Without the pictures, set down every line of the data exactly.

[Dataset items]

☆ ☆ ☆ ☆ ☆

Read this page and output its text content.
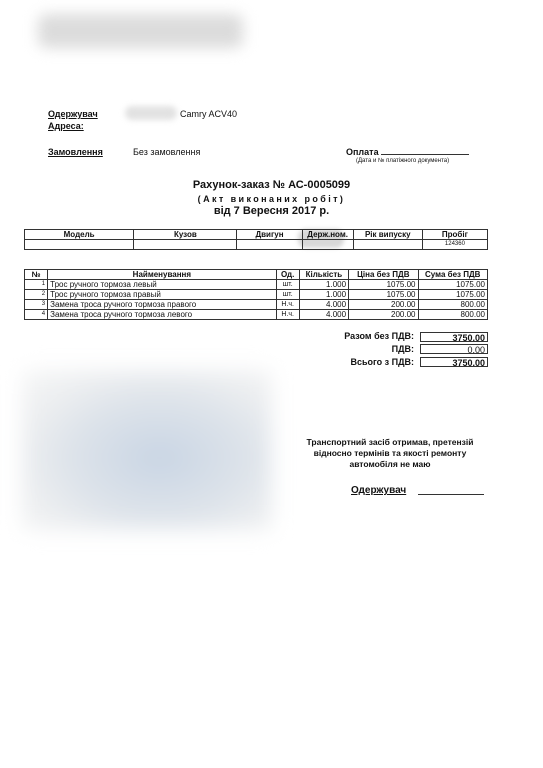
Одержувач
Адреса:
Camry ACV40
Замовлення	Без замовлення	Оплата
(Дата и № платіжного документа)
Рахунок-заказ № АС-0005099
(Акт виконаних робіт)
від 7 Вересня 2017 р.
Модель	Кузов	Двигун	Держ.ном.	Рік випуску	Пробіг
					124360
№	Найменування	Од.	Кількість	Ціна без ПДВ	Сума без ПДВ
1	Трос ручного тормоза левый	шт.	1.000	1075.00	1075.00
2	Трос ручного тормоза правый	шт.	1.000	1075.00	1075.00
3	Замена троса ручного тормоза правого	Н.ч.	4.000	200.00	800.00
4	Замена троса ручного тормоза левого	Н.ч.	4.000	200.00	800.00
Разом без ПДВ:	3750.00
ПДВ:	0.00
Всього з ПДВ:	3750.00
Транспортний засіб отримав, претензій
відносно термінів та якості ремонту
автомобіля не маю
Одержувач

☆ ☆ ☆ ☆ ☆

## ANSWER BELOW
Read this page and output its text content.
Одержувач
Адреса:
Camry ACV40
Замовлення	Без замовлення	Оплата
(Дата и № платіжного документа)
Рахунок-заказ № АС-0005099
(Акт виконаних робіт)
від 7 Вересня 2017 р.
Модель	Кузов	Двигун	Держ.ном.	Рік випуску	Пробіг
					124360
№	Найменування	Од.	Кількість	Ціна без ПДВ	Сума без ПДВ
1	Трос ручного тормоза левый	шт.	1.000	1075.00	1075.00
2	Трос ручного тормоза правый	шт.	1.000	1075.00	1075.00
3	Замена троса ручного тормоза правого	Н.ч.	4.000	200.00	800.00
4	Замена троса ручного тормоза левого	Н.ч.	4.000	200.00	800.00
Разом без ПДВ:	3750.00
ПДВ:	0.00
Всього з ПДВ:	3750.00
Транспортний засіб отримав, претензій
відносно термінів та якості ремонту
автомобіля не маю
Одержувач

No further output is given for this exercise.